- [What you need to do]:
In the entries below, find the lines that contain the word "China" and copy them.

[Figure dataset records]
++++++++++++++++++++
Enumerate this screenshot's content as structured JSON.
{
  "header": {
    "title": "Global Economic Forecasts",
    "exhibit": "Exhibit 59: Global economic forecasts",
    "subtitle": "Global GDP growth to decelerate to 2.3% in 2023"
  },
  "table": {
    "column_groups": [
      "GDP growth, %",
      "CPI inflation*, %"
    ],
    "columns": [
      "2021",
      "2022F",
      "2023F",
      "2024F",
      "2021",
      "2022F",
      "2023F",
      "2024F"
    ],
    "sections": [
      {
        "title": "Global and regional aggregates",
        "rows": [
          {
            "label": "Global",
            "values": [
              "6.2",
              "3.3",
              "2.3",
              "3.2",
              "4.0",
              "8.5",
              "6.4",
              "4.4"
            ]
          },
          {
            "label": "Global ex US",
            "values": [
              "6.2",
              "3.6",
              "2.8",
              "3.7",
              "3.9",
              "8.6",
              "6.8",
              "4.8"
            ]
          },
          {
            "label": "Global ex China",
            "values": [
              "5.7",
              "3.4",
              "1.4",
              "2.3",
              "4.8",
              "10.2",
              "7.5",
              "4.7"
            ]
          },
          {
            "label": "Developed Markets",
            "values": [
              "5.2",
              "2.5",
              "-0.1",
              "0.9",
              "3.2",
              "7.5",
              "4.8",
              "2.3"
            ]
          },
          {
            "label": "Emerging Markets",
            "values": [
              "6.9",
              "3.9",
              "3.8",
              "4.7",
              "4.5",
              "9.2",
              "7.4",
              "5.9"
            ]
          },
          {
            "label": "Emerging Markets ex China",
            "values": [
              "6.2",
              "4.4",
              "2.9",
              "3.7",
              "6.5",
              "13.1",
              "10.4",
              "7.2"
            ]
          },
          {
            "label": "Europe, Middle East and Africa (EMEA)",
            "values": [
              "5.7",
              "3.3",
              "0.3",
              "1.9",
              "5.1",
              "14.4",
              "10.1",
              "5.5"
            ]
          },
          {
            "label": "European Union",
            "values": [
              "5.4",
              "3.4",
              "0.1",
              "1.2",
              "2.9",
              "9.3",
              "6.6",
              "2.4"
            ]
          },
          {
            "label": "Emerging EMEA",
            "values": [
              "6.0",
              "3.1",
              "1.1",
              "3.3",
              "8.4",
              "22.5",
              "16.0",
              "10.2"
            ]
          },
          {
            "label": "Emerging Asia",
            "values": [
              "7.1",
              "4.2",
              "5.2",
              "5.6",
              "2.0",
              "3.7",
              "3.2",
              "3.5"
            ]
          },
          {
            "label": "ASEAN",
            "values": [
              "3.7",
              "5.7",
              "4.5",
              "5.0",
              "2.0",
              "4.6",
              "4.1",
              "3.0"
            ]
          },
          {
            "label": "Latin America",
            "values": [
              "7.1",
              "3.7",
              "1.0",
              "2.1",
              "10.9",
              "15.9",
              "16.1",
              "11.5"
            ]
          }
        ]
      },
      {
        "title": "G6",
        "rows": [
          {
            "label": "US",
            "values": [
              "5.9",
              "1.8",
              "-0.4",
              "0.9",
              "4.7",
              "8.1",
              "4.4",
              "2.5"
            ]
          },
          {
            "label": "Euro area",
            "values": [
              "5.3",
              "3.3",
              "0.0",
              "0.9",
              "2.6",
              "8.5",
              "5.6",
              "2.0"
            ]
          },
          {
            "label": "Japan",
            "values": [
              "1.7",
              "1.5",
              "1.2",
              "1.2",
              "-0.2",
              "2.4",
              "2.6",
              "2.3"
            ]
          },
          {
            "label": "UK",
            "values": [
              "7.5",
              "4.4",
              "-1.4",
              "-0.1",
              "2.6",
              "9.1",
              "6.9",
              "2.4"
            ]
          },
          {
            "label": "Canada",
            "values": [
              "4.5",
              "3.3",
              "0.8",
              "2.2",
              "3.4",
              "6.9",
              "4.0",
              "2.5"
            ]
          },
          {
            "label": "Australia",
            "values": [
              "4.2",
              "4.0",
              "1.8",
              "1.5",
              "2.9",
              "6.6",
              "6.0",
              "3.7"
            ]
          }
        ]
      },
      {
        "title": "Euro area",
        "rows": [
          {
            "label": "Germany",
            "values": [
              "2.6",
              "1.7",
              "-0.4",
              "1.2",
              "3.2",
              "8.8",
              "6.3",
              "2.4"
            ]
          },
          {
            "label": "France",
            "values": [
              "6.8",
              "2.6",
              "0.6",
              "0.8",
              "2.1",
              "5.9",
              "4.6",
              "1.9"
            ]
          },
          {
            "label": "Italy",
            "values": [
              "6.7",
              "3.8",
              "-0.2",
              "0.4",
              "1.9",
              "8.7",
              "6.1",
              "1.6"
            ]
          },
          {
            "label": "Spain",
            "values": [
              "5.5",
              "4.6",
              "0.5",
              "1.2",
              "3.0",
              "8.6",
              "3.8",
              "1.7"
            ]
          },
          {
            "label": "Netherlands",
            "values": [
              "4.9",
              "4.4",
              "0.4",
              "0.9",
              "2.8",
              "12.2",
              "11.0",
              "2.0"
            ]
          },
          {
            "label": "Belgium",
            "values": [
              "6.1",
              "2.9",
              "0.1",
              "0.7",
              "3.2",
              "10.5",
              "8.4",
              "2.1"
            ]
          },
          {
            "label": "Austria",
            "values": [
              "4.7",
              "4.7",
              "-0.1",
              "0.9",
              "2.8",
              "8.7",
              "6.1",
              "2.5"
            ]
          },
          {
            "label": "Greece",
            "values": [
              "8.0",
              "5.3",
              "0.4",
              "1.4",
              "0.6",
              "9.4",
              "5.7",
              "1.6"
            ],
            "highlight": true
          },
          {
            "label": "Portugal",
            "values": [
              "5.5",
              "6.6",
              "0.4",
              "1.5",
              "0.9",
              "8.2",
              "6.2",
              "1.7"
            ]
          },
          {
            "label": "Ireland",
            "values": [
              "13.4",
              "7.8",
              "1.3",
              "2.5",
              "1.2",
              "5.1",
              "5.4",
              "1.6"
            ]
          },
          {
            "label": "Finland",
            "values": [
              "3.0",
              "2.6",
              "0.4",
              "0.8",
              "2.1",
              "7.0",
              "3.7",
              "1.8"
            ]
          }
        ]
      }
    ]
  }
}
++++++++++++++++++++
- [Solution to this task]:
            "label": "Global ex China",
            "label": "Emerging Markets ex China",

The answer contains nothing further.